» Task objective
Decide whether each statement below agrees with the spinach cauliflower shells recipe. Answer yes or no, and quote the words from the recipe that settle it.
1. The cauliflower is microwaved for about 10 minutes.
2. Leftover shells can be kept in the fridge for up to 3 days.
3. Each shell is made from about 1/4 cup of the mix.

Spinach Cauliflower Shells (Print Version)

# Ingredients:

→ Main Stuff

01 - 1/2 cup mozzarella, shredded
02 - 1 medium cauliflower, turned into rice-sized bits
03 - 1 cup spinach, chopped small
04 - 2 eggs, large
05 - 1/2 tsp garlic powder
06 - 1/2 tsp salt
07 - 1/4 tsp black pepper

# Instructions:

01 - Set your oven to 375°F (190°C) and get a sheet pan ready with parchment on it.
02 - Put the cauliflower in a processor until it's like small crumbs. Move it into something microwavable.
03 - Pop the cauliflower in the microwave for around 5 minutes. Let it cool for a bit.
04 - Use a clean towel to press and squeeze out as much liquid as possible from the cauliflower.
05 - In a big bowl, mix the cauliflower, spinach, eggs, mozzarella, salt, pepper, and garlic powder until they’re evenly combined.
06 - Take about 1/4 cup of the mix, plop it onto your pan, and pat it into a 1/4-inch-thick round. Do the same with the rest.
07 - Put the pan in the oven and bake for 15 to 20 minutes. Look for golden edges and firm shells.
08 - Let them cool a bit before peeling off the parchment paper. Add your favorite taco toppings and munch away.

# Notes:

01 - They're a great low-carb swap for regular tortillas.
02 - Getting out all the water from the cauliflower is key for crispy shells.
03 - Leftover shells? Keep them in the fridge in a sealed container for up to 3 days.

» Data shown
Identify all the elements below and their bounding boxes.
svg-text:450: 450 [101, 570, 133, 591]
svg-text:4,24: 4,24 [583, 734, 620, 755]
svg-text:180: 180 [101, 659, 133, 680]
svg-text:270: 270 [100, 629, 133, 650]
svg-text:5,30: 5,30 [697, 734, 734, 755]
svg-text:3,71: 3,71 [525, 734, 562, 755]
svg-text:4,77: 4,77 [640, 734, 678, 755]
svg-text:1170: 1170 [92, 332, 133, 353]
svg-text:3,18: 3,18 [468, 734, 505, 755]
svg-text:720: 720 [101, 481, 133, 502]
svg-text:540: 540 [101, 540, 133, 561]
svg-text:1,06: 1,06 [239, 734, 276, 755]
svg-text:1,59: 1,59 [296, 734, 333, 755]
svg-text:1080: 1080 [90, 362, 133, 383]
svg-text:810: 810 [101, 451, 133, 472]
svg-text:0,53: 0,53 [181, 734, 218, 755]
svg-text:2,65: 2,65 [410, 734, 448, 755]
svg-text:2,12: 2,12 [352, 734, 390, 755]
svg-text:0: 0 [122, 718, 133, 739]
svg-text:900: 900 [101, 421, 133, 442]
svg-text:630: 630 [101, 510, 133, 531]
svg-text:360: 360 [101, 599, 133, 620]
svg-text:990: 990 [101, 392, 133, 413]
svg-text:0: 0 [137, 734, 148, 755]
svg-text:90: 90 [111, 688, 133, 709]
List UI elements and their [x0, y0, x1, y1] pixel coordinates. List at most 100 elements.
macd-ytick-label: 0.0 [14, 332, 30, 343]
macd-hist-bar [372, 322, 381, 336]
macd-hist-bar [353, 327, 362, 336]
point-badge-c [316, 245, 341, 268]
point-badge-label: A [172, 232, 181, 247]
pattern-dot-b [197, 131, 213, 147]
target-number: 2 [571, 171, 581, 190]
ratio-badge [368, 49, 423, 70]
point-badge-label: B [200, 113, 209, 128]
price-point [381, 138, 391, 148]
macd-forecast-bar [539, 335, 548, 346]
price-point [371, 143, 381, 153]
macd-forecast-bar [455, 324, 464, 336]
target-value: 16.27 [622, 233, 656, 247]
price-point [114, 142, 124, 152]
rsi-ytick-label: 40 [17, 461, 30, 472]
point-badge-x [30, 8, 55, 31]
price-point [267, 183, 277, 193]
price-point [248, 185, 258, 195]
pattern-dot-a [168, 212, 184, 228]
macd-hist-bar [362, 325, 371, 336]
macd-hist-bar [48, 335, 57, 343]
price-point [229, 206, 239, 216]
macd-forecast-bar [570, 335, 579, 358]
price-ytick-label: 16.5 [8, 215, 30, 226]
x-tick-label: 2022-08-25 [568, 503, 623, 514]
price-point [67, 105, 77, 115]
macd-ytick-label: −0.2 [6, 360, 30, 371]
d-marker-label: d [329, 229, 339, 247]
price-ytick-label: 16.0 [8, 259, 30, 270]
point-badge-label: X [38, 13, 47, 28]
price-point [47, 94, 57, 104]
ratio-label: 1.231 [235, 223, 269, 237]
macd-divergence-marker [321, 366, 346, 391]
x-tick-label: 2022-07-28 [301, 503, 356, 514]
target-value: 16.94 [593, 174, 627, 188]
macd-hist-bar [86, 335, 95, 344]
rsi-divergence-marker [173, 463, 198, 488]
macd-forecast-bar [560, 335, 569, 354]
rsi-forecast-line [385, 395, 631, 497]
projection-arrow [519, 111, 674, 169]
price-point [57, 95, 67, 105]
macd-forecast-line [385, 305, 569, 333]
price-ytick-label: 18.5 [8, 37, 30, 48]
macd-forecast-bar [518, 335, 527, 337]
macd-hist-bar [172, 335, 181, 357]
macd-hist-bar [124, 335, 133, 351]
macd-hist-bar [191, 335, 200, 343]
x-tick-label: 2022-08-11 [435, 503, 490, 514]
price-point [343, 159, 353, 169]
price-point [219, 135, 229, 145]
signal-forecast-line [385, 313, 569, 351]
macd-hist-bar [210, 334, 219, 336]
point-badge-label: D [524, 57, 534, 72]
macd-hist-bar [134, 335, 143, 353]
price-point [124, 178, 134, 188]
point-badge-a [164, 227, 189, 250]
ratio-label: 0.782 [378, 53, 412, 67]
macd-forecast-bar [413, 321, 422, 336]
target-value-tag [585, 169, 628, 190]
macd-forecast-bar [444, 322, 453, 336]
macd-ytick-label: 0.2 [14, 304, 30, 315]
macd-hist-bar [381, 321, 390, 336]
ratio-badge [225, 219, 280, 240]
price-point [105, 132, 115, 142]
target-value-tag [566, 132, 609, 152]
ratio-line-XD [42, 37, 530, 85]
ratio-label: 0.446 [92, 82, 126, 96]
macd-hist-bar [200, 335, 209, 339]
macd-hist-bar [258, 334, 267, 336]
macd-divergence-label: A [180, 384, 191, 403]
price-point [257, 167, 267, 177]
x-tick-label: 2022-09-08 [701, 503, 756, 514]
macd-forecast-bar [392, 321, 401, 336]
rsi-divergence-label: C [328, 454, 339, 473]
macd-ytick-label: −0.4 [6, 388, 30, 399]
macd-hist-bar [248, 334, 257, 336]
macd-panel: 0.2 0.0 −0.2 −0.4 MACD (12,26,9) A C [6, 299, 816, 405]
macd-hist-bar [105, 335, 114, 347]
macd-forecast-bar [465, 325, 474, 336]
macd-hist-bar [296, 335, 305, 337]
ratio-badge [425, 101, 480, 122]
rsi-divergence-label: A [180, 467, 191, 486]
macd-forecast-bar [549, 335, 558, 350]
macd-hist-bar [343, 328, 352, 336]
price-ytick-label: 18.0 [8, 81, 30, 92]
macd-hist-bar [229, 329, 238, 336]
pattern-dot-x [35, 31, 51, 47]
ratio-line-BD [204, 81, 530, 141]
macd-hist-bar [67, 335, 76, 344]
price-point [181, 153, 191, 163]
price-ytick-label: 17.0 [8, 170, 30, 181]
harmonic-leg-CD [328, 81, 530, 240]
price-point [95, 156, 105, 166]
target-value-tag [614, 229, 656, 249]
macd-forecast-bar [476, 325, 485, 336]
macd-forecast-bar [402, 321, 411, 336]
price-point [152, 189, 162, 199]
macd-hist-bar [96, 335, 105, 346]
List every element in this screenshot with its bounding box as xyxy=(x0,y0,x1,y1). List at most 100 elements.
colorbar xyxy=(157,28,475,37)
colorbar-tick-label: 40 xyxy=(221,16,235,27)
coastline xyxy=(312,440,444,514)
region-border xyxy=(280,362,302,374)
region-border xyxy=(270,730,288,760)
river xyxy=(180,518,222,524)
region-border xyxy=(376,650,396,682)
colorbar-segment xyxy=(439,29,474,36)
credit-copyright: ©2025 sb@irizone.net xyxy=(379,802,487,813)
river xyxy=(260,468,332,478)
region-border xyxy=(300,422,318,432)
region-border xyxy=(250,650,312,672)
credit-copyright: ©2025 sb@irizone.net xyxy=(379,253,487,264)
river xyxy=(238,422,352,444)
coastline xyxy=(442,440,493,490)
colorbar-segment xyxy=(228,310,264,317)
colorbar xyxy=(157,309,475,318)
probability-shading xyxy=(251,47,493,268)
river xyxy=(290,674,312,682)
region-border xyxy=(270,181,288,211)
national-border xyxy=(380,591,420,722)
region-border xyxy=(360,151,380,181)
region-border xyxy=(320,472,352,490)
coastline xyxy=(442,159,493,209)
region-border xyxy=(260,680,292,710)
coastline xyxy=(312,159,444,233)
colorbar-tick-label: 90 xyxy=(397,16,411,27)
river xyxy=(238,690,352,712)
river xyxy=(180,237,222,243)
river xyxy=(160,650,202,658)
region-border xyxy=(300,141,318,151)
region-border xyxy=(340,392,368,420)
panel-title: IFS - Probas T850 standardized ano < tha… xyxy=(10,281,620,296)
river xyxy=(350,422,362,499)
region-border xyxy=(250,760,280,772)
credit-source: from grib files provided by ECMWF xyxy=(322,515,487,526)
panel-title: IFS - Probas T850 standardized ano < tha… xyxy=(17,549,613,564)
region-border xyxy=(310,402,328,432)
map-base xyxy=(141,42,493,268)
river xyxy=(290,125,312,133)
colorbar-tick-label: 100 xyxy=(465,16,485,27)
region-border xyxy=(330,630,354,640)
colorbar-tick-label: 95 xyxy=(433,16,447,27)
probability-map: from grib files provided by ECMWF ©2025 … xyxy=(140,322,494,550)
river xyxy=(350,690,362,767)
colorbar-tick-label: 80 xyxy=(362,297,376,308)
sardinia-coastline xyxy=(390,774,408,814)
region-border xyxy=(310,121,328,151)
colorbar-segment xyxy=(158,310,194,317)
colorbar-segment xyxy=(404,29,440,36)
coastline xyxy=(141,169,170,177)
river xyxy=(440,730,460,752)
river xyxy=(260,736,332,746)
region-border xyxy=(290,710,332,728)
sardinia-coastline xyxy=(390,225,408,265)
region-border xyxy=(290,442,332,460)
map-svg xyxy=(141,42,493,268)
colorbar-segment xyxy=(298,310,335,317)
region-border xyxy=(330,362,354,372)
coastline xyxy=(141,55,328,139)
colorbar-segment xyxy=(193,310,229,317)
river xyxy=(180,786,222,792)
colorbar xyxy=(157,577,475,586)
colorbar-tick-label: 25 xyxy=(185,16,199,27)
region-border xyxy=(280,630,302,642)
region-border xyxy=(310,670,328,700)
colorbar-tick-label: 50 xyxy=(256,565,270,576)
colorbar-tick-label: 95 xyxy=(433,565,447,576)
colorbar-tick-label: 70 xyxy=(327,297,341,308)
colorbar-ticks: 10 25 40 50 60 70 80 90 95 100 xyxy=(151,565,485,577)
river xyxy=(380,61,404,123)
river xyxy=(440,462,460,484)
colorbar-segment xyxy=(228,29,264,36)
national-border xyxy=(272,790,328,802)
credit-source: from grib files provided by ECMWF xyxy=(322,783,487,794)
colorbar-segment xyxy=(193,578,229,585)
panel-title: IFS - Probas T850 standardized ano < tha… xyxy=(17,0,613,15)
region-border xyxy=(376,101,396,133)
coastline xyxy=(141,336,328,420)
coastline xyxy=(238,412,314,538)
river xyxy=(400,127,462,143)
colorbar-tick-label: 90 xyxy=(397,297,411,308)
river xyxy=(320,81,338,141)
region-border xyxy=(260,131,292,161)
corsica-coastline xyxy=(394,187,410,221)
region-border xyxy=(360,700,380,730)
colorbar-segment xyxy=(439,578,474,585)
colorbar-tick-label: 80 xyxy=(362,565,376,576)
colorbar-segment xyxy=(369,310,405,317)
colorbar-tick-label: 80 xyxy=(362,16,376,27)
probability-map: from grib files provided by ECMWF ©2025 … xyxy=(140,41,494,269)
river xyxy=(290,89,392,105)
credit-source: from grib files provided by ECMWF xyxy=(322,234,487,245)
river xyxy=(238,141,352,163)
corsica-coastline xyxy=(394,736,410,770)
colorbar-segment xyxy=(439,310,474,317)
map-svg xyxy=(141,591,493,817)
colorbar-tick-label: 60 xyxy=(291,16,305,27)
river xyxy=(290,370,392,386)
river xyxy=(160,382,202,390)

» Written reply
1. No: "Pop the cauliflower in the microwave for around 5 minutes."
2. Yes: "Keep them in the fridge in a sealed container for up to 3 days."
3. Yes: "Take about 1/4 cup of the mix, plop it onto your pan, and pat it into a 1/4-inch-thick round."